• [TASK INPUTS]:
_ _ _ _ _

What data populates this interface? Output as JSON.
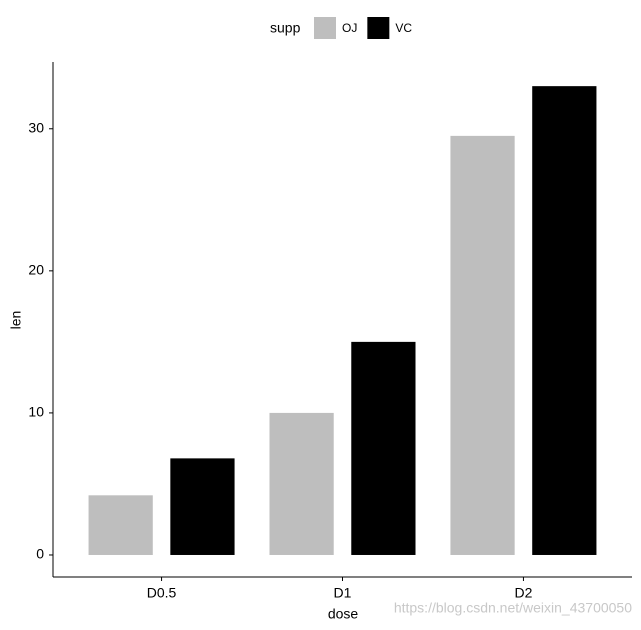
{
  "chart_data": {
    "type": "bar",
    "x_label": "dose",
    "y_label": "len",
    "legend_title": "supp",
    "categories": [
      "D0.5",
      "D1",
      "D2"
    ],
    "series": [
      {
        "name": "OJ",
        "color": "#bebebe",
        "values": [
          4.2,
          10.0,
          29.5
        ]
      },
      {
        "name": "VC",
        "color": "#000000",
        "values": [
          6.8,
          15.0,
          33.0
        ]
      }
    ],
    "ylim": [
      -1.55,
      34.7
    ],
    "yticks": [
      0,
      10,
      20,
      30
    ],
    "grid": false,
    "legend_position": "top",
    "watermark": "https://blog.csdn.net/weixin_43700050"
  }
}
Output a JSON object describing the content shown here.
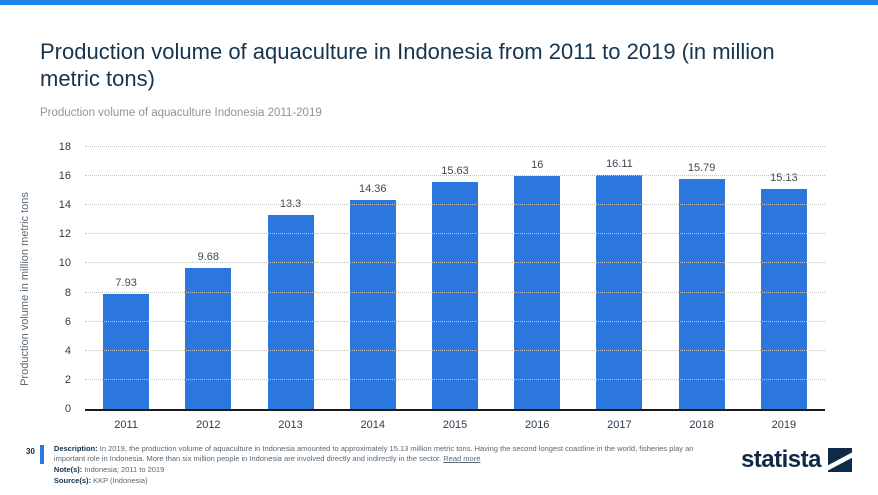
{
  "colors": {
    "accent_top": "#1e84e8",
    "bar": "#2b77dd",
    "footer_accent": "#2b77dd",
    "logo_navy": "#0e2a46"
  },
  "header": {
    "title": "Production volume of aquaculture in Indonesia from 2011 to 2019 (in million metric tons)",
    "subtitle": "Production volume of aquaculture Indonesia 2011-2019"
  },
  "chart_data": {
    "type": "bar",
    "title": "Production volume of aquaculture in Indonesia from 2011 to 2019 (in million metric tons)",
    "categories": [
      "2011",
      "2012",
      "2013",
      "2014",
      "2015",
      "2016",
      "2017",
      "2018",
      "2019"
    ],
    "values": [
      7.93,
      9.68,
      13.3,
      14.36,
      15.63,
      16,
      16.11,
      15.79,
      15.13
    ],
    "value_labels": [
      "7.93",
      "9.68",
      "13.3",
      "14.36",
      "15.63",
      "16",
      "16.11",
      "15.79",
      "15.13"
    ],
    "xlabel": "",
    "ylabel": "Production volume in million metric tons",
    "ylim": [
      0,
      18
    ],
    "ytick_step": 2,
    "grid": "horizontal-dotted",
    "legend": "none",
    "bar_color": "#2b77dd"
  },
  "footer": {
    "page_number": "30",
    "description_label": "Description:",
    "description_text": "In 2019, the production volume of aquaculture in Indonesia amounted to approximately 15.13 million metric tons. Having the second longest coastline in the world, fisheries play an important role in Indonesia. More than six million people in Indonesia are involved directly and indirectly in the sector.",
    "read_more": "Read more",
    "notes_label": "Note(s):",
    "notes_text": "Indonesia; 2011 to 2019",
    "sources_label": "Source(s):",
    "sources_text": "KKP (Indonesia)",
    "logo_text": "statista"
  }
}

_ _ _ _ _

• [YOUR INSTRUCTIONS]: From the records given above, reproduce all text exactly and exclude each picture.

• [FULL OUTPUT]:
What data populates this interface? Output as JSON.
{
  "chart_data": {
    "type": "bar",
    "x_label": "dose",
    "y_label": "len",
    "legend_title": "supp",
    "categories": [
      "D0.5",
      "D1",
      "D2"
    ],
    "series": [
      {
        "name": "OJ",
        "color": "#bebebe",
        "values": [
          4.2,
          10.0,
          29.5
        ]
      },
      {
        "name": "VC",
        "color": "#000000",
        "values": [
          6.8,
          15.0,
          33.0
        ]
      }
    ],
    "ylim": [
      -1.55,
      34.7
    ],
    "yticks": [
      0,
      10,
      20,
      30
    ],
    "grid": false,
    "legend_position": "top",
    "watermark": "https://blog.csdn.net/weixin_43700050"
  }
}
Output a JSON object describing the content shown here.
{
  "colors": {
    "accent_top": "#1e84e8",
    "bar": "#2b77dd",
    "footer_accent": "#2b77dd",
    "logo_navy": "#0e2a46"
  },
  "header": {
    "title": "Production volume of aquaculture in Indonesia from 2011 to 2019 (in million metric tons)",
    "subtitle": "Production volume of aquaculture Indonesia 2011-2019"
  },
  "chart_data": {
    "type": "bar",
    "title": "Production volume of aquaculture in Indonesia from 2011 to 2019 (in million metric tons)",
    "categories": [
      "2011",
      "2012",
      "2013",
      "2014",
      "2015",
      "2016",
      "2017",
      "2018",
      "2019"
    ],
    "values": [
      7.93,
      9.68,
      13.3,
      14.36,
      15.63,
      16,
      16.11,
      15.79,
      15.13
    ],
    "value_labels": [
      "7.93",
      "9.68",
      "13.3",
      "14.36",
      "15.63",
      "16",
      "16.11",
      "15.79",
      "15.13"
    ],
    "xlabel": "",
    "ylabel": "Production volume in million metric tons",
    "ylim": [
      0,
      18
    ],
    "ytick_step": 2,
    "grid": "horizontal-dotted",
    "legend": "none",
    "bar_color": "#2b77dd"
  },
  "footer": {
    "page_number": "30",
    "description_label": "Description:",
    "description_text": "In 2019, the production volume of aquaculture in Indonesia amounted to approximately 15.13 million metric tons. Having the second longest coastline in the world, fisheries play an important role in Indonesia. More than six million people in Indonesia are involved directly and indirectly in the sector.",
    "read_more": "Read more",
    "notes_label": "Note(s):",
    "notes_text": "Indonesia; 2011 to 2019",
    "sources_label": "Source(s):",
    "sources_text": "KKP (Indonesia)",
    "logo_text": "statista"
  }
}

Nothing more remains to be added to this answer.